─── Data shown ───
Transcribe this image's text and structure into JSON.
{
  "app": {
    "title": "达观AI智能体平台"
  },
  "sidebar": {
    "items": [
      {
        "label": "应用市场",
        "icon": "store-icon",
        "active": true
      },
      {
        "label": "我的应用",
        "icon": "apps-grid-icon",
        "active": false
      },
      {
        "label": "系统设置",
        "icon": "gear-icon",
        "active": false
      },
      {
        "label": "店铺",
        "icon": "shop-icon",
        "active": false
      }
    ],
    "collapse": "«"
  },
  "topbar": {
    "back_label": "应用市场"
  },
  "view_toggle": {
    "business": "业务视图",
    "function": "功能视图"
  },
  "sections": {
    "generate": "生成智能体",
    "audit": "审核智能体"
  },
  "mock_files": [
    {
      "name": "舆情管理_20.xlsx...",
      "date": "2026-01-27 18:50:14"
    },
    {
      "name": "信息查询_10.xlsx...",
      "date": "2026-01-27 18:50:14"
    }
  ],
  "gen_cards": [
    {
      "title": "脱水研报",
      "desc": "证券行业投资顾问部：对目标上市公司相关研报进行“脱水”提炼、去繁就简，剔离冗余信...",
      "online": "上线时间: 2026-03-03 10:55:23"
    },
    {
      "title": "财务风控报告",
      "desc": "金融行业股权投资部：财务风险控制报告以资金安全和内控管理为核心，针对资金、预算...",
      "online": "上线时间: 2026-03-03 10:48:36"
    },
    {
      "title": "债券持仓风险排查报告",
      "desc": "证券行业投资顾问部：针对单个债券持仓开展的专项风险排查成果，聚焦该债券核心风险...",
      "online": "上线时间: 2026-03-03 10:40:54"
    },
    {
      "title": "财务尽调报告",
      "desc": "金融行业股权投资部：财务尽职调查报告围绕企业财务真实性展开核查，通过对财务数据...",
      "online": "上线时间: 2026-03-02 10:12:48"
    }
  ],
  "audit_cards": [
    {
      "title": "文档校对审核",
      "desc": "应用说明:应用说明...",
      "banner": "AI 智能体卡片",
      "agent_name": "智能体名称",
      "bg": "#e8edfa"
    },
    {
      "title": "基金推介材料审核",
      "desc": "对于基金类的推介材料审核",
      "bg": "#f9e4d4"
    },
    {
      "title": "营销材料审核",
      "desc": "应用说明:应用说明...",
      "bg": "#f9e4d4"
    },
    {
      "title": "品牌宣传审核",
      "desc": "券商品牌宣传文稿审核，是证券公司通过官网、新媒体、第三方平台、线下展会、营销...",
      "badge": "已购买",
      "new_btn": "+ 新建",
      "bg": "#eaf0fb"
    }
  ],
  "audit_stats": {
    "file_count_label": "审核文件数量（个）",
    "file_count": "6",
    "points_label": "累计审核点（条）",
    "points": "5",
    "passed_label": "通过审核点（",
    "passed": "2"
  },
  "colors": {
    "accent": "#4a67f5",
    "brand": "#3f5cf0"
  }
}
───
▶ **Exercise**
Show every line above in which the word "上线时间" occurs.

▶ **Result**
      "online": "上线时间: 2026-03-03 10:55:23"
      "online": "上线时间: 2026-03-03 10:48:36"
      "online": "上线时间: 2026-03-03 10:40:54"
      "online": "上线时间: 2026-03-02 10:12:48"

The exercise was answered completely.